⟨

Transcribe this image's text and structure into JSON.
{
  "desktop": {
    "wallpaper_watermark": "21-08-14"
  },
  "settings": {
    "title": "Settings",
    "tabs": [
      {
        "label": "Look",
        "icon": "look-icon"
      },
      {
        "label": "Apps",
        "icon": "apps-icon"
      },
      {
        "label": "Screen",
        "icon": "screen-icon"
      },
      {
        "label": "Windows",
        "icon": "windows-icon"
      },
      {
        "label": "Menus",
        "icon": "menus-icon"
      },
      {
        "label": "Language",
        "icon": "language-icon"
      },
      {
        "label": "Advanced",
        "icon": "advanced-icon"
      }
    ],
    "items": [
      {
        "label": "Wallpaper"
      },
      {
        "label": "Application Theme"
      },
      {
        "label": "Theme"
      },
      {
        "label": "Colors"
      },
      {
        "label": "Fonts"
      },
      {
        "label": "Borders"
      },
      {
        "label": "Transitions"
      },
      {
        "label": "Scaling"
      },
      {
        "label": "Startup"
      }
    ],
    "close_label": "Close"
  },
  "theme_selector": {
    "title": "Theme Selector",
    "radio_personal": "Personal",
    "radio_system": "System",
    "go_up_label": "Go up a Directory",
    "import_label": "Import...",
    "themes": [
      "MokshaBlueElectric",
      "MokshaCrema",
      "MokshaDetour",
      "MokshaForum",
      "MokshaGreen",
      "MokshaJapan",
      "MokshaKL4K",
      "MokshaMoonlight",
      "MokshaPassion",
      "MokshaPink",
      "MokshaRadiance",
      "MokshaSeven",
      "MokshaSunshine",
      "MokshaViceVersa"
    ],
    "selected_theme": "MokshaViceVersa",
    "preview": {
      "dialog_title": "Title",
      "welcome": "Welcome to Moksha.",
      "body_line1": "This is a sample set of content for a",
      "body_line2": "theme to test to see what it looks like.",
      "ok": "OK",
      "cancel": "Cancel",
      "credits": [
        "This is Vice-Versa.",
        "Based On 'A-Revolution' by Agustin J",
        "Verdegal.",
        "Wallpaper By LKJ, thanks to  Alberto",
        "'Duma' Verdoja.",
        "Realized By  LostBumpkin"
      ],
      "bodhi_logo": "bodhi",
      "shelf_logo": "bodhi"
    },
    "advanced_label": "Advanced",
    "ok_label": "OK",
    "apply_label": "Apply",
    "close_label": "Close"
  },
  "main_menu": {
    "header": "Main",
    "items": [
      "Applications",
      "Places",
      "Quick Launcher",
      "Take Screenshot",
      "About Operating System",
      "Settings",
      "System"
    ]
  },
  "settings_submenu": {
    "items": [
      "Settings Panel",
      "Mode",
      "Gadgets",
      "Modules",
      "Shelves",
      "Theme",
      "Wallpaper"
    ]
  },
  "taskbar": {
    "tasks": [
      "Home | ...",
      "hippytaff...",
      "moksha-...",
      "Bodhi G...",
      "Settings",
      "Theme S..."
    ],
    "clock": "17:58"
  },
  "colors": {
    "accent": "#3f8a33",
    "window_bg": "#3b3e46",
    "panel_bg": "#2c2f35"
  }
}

⟩
⟨

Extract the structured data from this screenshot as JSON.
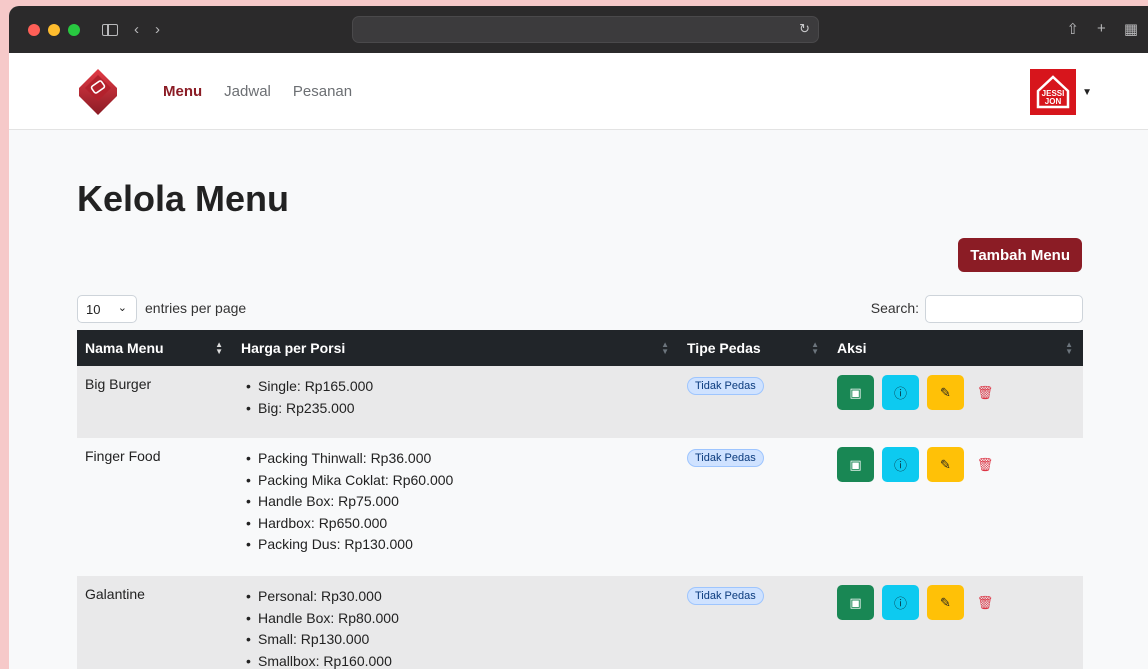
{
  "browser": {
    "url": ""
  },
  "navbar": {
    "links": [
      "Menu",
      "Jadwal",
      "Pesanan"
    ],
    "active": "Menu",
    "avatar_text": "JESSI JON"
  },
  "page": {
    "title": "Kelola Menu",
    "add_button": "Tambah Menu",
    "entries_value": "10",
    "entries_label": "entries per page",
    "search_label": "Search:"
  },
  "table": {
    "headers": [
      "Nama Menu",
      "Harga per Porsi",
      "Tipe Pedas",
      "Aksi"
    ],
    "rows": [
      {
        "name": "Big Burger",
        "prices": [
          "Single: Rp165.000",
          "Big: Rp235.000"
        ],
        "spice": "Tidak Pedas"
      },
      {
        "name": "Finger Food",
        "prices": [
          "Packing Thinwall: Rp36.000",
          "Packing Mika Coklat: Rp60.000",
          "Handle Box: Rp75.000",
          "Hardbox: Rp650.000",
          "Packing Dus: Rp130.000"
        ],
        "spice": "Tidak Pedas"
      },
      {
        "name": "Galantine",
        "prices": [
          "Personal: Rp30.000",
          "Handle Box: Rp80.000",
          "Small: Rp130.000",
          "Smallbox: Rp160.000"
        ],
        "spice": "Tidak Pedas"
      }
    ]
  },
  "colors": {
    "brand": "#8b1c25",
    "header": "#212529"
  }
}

⟩

**Exercise details:** Pull every line containing "icon" from the material above.

**Task answer:**
        "icon": "look-icon"
        "icon": "apps-icon"
        "icon": "screen-icon"
        "icon": "windows-icon"
        "icon": "menus-icon"
        "icon": "language-icon"
        "icon": "advanced-icon"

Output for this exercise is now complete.